→ What the task requires
Copy each line of the material below that includes the string "intracranial".

→ Input for this task

════════════════════

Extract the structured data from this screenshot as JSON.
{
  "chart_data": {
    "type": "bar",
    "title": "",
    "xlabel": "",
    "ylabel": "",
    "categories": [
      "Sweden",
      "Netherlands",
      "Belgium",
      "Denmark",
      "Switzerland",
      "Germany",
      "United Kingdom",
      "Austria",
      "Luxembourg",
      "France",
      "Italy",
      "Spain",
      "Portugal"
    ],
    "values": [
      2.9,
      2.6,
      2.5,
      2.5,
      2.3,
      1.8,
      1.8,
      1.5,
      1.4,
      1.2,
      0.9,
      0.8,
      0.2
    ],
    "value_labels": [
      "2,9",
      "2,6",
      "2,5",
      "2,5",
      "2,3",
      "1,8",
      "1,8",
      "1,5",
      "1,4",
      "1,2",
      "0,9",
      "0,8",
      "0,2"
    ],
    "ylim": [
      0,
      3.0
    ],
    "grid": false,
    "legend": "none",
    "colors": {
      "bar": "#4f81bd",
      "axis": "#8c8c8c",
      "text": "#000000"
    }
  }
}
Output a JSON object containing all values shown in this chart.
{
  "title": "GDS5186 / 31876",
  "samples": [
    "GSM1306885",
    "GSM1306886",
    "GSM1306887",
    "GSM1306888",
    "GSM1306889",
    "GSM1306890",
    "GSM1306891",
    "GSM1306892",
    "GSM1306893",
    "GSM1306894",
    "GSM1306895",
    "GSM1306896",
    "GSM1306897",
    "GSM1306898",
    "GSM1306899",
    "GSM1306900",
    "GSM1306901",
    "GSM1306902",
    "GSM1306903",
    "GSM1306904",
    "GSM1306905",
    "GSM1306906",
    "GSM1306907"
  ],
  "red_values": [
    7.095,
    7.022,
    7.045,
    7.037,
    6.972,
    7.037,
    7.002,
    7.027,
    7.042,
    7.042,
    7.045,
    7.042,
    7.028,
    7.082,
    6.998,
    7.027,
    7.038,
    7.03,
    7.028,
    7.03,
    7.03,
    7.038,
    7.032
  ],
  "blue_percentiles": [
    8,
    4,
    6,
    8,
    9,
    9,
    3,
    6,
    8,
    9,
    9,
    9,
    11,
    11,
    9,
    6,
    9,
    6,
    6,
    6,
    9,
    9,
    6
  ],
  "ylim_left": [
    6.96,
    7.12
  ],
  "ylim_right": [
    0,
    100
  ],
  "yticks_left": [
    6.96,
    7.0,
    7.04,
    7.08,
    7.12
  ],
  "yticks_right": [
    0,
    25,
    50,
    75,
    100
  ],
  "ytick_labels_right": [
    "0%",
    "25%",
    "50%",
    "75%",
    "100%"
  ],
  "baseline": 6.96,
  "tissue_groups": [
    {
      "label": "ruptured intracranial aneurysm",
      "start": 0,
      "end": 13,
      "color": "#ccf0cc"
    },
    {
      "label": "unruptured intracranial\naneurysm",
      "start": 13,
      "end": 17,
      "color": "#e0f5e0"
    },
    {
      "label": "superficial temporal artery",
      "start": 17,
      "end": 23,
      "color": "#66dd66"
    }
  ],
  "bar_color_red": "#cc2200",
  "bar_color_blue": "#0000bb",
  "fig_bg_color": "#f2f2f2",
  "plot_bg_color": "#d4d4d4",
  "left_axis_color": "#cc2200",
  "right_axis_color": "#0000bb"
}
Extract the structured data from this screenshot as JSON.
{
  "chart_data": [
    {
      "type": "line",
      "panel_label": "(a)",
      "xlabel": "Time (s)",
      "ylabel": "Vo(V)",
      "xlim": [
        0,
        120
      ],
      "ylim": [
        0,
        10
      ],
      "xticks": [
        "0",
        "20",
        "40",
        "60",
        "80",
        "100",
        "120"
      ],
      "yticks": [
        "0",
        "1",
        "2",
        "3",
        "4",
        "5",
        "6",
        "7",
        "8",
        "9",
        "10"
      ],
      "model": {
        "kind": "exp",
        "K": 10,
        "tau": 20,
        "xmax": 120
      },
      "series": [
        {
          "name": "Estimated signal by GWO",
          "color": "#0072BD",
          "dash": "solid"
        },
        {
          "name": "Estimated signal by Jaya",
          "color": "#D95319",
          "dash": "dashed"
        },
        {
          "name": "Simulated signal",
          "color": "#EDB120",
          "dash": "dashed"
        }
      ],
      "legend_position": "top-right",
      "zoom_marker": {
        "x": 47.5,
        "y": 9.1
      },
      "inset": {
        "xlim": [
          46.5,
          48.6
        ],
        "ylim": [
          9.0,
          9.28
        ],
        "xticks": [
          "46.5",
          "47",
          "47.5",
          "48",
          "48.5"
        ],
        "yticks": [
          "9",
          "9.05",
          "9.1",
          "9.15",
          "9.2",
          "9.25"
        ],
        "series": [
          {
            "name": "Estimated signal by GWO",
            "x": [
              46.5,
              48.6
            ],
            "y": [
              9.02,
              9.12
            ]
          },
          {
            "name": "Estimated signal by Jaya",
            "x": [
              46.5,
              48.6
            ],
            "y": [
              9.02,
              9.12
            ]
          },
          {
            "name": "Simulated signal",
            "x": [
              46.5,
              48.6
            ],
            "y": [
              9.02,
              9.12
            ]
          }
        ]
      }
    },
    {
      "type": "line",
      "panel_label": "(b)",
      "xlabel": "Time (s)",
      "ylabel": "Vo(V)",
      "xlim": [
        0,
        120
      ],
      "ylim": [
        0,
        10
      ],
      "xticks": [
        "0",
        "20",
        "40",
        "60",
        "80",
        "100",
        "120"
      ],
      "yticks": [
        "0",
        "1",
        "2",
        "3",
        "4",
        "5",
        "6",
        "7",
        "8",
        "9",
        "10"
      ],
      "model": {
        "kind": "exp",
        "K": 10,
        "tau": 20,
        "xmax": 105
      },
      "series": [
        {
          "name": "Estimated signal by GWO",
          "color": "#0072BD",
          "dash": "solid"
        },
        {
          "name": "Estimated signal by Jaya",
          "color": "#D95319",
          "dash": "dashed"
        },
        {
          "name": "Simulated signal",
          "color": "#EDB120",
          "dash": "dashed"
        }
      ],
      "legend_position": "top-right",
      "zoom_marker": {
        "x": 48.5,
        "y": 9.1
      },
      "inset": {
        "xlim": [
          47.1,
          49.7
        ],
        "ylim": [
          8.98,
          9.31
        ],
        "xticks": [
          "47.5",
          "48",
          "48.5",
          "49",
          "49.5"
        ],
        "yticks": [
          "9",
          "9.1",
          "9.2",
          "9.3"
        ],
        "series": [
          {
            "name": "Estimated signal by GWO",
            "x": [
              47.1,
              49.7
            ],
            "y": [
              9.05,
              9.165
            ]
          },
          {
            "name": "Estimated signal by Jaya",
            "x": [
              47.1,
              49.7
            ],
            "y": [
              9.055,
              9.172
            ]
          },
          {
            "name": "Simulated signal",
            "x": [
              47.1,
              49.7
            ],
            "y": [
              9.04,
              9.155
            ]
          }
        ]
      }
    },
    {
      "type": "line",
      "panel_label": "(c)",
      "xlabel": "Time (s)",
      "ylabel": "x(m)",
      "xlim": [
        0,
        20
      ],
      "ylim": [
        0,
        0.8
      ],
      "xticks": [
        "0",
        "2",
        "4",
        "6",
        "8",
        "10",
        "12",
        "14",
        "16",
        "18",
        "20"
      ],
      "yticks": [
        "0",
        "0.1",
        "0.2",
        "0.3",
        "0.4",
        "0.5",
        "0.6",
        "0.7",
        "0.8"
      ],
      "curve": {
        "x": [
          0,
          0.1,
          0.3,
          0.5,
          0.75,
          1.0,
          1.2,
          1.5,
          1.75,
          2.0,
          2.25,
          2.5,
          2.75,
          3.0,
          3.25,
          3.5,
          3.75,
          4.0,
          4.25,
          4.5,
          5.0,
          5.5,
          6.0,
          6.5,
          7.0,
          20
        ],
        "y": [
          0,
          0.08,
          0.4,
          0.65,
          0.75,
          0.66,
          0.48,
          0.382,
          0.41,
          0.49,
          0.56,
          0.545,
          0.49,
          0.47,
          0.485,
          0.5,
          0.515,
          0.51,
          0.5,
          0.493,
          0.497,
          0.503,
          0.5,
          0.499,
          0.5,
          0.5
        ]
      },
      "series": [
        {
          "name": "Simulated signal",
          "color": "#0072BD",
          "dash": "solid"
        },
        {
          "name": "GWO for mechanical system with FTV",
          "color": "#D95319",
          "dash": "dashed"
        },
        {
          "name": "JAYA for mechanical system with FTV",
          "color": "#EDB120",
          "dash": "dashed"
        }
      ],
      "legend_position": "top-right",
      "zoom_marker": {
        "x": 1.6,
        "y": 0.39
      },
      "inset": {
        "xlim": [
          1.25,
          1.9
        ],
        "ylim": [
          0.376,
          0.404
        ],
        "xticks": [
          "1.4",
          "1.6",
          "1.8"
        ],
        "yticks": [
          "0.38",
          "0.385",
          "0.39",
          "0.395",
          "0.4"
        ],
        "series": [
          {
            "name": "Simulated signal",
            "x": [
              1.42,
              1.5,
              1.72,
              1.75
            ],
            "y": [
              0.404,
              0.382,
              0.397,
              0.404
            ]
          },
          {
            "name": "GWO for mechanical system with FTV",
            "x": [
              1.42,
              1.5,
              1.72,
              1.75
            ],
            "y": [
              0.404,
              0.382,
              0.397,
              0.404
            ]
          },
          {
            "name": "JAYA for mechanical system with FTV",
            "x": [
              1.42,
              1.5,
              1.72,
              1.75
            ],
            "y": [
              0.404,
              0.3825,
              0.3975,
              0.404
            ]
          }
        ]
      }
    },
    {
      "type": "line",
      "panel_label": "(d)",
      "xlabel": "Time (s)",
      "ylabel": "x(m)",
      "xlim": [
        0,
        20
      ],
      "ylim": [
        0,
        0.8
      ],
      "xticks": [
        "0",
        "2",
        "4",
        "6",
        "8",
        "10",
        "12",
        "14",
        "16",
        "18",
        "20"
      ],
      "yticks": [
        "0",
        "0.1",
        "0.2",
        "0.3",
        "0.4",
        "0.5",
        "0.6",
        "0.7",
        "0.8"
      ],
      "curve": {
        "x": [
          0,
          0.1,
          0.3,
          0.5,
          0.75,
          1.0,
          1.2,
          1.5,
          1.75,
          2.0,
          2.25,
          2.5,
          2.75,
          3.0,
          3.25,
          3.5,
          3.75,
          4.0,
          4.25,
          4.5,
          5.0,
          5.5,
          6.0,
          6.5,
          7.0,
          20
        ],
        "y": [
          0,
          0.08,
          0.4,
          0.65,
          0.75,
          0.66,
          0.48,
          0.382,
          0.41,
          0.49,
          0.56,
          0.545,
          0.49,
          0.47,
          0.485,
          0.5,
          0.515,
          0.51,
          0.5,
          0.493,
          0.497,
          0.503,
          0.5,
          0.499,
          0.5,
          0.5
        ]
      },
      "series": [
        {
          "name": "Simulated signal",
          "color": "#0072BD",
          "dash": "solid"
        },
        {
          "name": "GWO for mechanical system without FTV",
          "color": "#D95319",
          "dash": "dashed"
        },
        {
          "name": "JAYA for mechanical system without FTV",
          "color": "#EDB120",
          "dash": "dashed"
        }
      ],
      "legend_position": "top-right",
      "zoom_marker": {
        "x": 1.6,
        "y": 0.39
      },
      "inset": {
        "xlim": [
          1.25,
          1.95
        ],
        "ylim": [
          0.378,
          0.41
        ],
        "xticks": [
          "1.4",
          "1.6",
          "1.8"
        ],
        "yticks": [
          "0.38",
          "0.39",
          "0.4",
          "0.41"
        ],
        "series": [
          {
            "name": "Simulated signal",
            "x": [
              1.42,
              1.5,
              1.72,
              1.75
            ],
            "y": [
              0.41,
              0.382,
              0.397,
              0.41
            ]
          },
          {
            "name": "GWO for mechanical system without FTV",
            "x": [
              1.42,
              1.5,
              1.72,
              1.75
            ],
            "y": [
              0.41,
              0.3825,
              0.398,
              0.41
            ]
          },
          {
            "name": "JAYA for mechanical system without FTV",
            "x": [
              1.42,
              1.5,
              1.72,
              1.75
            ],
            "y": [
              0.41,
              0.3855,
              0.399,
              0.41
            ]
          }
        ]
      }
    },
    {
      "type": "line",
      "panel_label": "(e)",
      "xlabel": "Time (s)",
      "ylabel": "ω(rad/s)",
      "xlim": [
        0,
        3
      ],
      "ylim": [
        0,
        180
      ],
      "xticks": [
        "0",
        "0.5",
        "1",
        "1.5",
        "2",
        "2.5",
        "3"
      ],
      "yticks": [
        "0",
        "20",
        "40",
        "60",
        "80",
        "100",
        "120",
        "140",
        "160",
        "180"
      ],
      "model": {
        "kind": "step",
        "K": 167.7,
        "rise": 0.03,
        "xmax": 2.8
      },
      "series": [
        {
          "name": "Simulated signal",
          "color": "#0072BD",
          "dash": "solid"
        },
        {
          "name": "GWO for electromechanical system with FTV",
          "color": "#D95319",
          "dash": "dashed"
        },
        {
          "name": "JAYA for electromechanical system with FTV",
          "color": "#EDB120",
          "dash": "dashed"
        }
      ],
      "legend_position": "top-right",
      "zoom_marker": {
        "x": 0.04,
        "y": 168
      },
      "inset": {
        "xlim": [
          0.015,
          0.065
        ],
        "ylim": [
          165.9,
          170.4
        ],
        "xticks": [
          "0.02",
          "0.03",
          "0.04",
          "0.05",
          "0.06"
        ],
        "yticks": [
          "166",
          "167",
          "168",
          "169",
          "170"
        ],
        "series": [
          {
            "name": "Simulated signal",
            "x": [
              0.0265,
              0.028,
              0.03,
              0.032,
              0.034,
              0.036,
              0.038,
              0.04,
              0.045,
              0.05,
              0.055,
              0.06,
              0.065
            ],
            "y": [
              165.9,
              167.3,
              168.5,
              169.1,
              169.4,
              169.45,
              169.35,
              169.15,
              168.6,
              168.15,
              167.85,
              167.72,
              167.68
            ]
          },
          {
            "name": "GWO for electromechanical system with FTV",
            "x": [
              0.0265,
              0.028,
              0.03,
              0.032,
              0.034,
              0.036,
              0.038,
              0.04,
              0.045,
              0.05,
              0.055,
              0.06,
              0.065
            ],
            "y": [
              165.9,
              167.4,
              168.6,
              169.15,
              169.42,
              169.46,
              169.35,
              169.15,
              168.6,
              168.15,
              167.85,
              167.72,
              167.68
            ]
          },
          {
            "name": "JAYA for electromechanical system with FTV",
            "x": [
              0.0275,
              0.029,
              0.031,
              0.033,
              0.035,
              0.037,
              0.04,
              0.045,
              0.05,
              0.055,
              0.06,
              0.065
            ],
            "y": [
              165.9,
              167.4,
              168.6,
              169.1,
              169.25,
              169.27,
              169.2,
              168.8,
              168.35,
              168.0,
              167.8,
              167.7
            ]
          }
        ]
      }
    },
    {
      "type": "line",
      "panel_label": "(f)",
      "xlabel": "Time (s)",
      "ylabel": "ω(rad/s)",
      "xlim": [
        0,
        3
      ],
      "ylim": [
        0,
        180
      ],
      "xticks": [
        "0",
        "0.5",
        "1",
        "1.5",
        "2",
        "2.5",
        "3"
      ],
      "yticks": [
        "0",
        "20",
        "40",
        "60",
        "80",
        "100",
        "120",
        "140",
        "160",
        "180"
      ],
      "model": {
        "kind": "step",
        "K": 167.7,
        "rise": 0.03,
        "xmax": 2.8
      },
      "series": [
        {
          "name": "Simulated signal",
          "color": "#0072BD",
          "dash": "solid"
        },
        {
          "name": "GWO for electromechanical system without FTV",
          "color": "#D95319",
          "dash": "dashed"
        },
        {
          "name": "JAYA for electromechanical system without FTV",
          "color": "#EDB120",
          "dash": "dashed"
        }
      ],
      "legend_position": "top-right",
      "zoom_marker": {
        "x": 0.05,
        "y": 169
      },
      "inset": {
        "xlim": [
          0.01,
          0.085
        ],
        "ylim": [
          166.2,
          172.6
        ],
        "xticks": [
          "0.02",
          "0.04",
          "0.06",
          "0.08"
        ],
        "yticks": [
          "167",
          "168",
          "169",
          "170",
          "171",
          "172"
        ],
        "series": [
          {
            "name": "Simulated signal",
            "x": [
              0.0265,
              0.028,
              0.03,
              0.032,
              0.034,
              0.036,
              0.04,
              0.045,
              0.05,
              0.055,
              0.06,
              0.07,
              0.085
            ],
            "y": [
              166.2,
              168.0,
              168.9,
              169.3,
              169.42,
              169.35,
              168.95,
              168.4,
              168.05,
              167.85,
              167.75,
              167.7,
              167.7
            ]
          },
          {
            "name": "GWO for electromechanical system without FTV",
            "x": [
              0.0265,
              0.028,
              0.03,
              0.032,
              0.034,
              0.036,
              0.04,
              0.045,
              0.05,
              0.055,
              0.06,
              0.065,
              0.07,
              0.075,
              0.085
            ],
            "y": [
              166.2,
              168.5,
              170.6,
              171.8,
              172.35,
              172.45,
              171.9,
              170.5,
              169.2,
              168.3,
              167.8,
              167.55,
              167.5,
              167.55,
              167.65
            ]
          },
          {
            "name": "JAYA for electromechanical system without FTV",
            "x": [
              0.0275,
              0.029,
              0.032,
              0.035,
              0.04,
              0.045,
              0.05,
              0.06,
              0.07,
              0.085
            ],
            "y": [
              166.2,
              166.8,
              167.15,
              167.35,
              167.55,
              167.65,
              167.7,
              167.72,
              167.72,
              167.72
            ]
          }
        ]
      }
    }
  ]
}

════════════════════

→ Solution to this problem
      "label": "ruptured intracranial aneurysm",
      "label": "unruptured intracranial\naneurysm",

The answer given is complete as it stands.